▸ Short task
Go through the listing and set it down exactly, leaving out its pictures.

▸ Figure record extracts

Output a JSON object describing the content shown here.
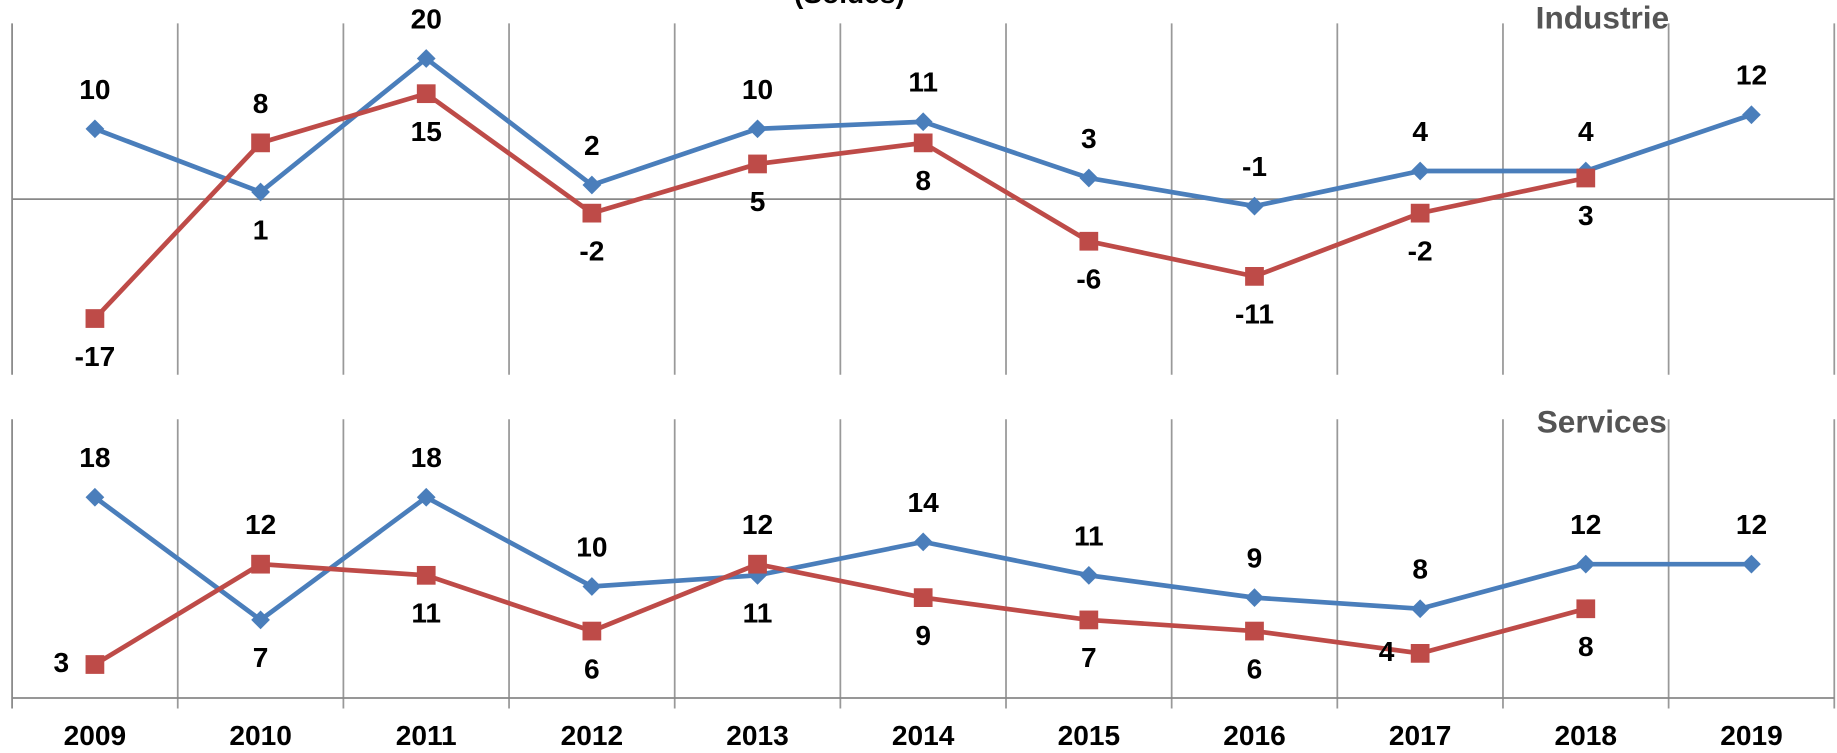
{
  "chart_data": [
    {
      "type": "line",
      "title": "(Soldes)",
      "subtitle": "Industrie",
      "ylim": [
        -25,
        25
      ],
      "series": [
        {
          "color": "#4a7ebb",
          "values": [
            10,
            1,
            20,
            2,
            10,
            11,
            3,
            -1,
            4,
            4,
            12
          ]
        },
        {
          "color": "#be4b48",
          "values": [
            -17,
            8,
            15,
            -2,
            5,
            8,
            -6,
            -11,
            -2,
            3,
            null
          ]
        }
      ],
      "grid": true
    },
    {
      "type": "line",
      "subtitle": "Services",
      "categories": [
        "2009",
        "2010",
        "2011",
        "2012",
        "2013",
        "2014",
        "2015",
        "2016",
        "2017",
        "2018",
        "2019"
      ],
      "ylim": [
        0,
        25
      ],
      "series": [
        {
          "color": "#4a7ebb",
          "values": [
            18,
            7,
            18,
            10,
            11,
            14,
            11,
            9,
            8,
            12,
            12
          ]
        },
        {
          "color": "#be4b48",
          "values": [
            3,
            12,
            11,
            6,
            12,
            9,
            7,
            6,
            4,
            8,
            null
          ]
        }
      ],
      "grid": true
    }
  ]
}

▸ Full answer
Output a JSON object describing the content shown here.
{
  "chart_data": [
    {
      "type": "line",
      "title": "(Soldes)",
      "subtitle": "Industrie",
      "ylim": [
        -25,
        25
      ],
      "series": [
        {
          "color": "#4a7ebb",
          "values": [
            10,
            1,
            20,
            2,
            10,
            11,
            3,
            -1,
            4,
            4,
            12
          ]
        },
        {
          "color": "#be4b48",
          "values": [
            -17,
            8,
            15,
            -2,
            5,
            8,
            -6,
            -11,
            -2,
            3,
            null
          ]
        }
      ],
      "grid": true
    },
    {
      "type": "line",
      "subtitle": "Services",
      "categories": [
        "2009",
        "2010",
        "2011",
        "2012",
        "2013",
        "2014",
        "2015",
        "2016",
        "2017",
        "2018",
        "2019"
      ],
      "ylim": [
        0,
        25
      ],
      "series": [
        {
          "color": "#4a7ebb",
          "values": [
            18,
            7,
            18,
            10,
            11,
            14,
            11,
            9,
            8,
            12,
            12
          ]
        },
        {
          "color": "#be4b48",
          "values": [
            3,
            12,
            11,
            6,
            12,
            9,
            7,
            6,
            4,
            8,
            null
          ]
        }
      ],
      "grid": true
    }
  ]
}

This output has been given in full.